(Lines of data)
━━━━━━━━━━

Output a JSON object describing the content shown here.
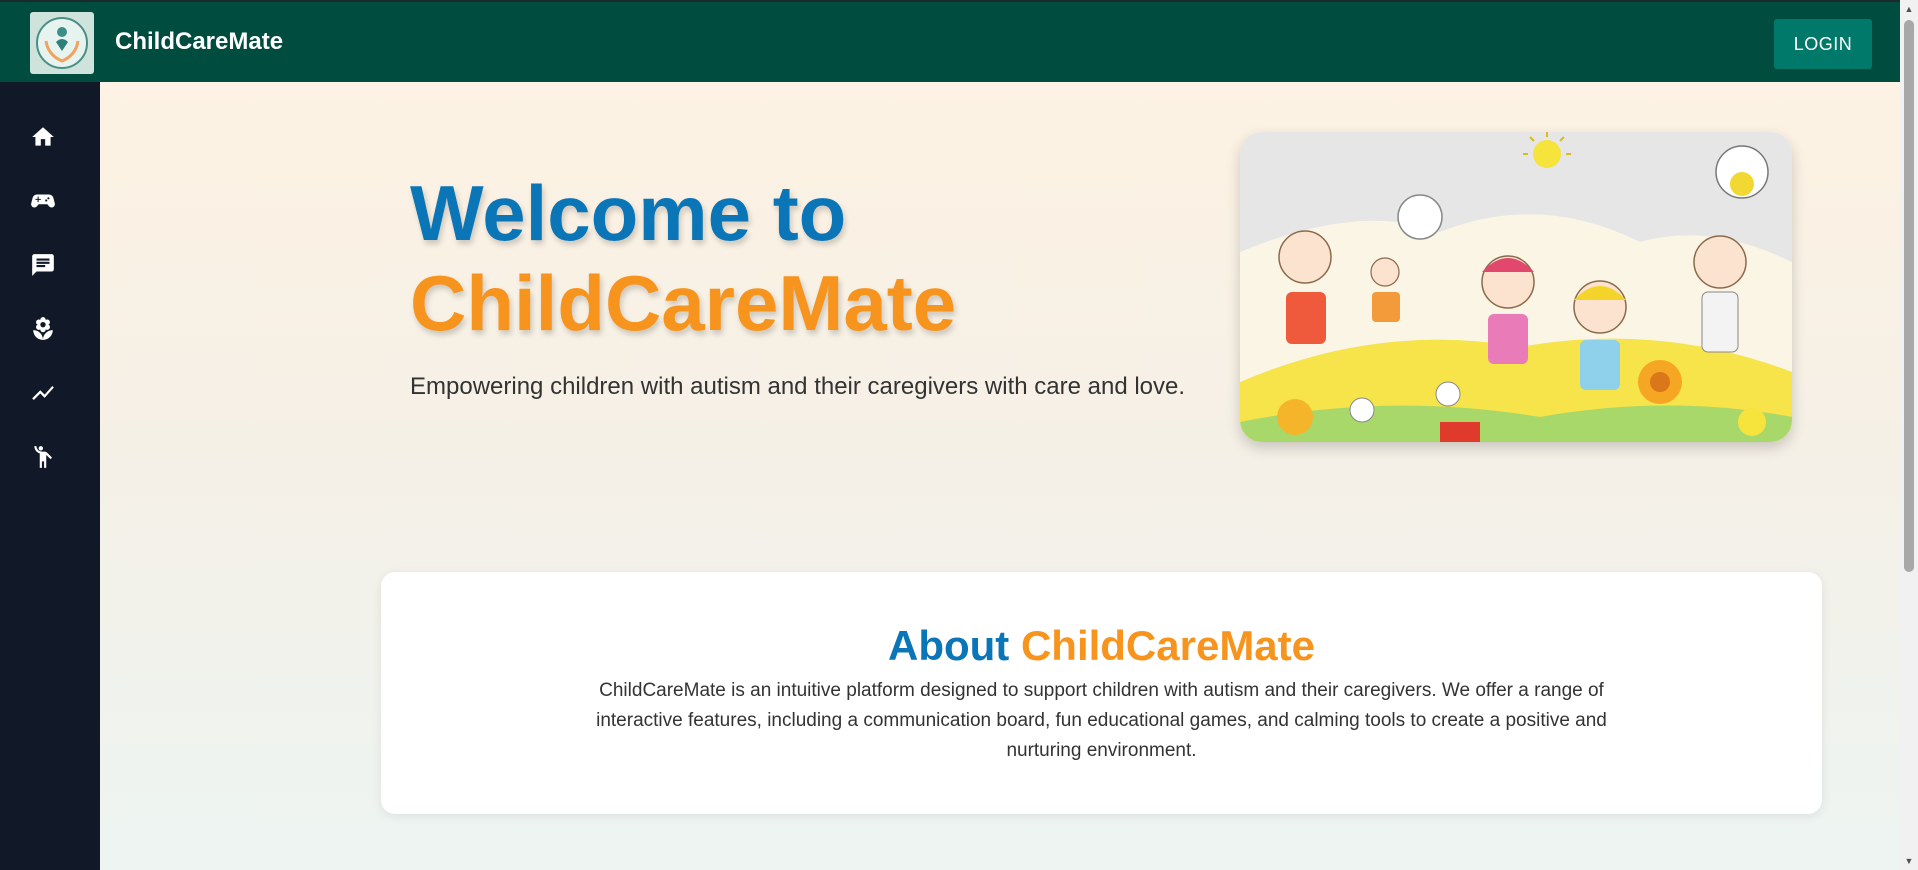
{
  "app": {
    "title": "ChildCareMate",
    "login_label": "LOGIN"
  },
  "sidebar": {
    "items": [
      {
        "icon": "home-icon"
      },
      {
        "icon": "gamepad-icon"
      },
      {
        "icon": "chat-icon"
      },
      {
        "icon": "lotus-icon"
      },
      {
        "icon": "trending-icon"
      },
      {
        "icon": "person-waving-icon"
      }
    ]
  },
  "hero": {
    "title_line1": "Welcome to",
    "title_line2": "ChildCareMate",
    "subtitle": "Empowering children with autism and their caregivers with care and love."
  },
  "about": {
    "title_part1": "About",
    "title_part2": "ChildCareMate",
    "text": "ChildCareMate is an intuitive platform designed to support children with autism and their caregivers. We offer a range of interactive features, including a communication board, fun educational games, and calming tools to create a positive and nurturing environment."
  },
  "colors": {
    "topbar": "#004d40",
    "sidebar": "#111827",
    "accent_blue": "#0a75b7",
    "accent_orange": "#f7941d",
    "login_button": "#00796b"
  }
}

━━━━━━━━━━

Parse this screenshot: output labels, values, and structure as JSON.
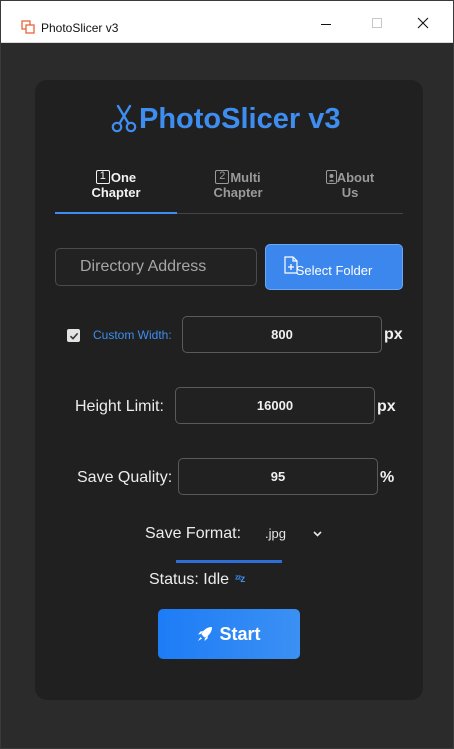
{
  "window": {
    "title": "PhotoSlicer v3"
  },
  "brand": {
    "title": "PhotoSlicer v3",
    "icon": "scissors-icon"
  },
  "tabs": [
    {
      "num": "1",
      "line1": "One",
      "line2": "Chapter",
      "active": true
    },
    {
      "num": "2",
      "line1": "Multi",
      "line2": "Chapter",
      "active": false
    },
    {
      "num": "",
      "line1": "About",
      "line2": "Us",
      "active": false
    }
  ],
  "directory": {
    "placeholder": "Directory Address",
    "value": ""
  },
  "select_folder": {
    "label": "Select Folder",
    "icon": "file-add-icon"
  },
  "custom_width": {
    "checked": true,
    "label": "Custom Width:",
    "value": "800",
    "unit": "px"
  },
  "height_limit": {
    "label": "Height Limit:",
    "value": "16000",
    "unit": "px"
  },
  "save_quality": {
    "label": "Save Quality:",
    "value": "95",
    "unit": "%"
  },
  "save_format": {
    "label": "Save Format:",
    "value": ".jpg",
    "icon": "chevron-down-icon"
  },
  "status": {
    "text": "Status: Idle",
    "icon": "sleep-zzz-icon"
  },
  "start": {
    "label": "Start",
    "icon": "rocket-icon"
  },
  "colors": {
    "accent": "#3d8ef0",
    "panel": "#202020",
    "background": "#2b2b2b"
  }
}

━━━━━━━━━━

◆ What you should do
Check every line of the records above for the string "their" and say how many contain it, giving the number alone.

◆ Task solution
2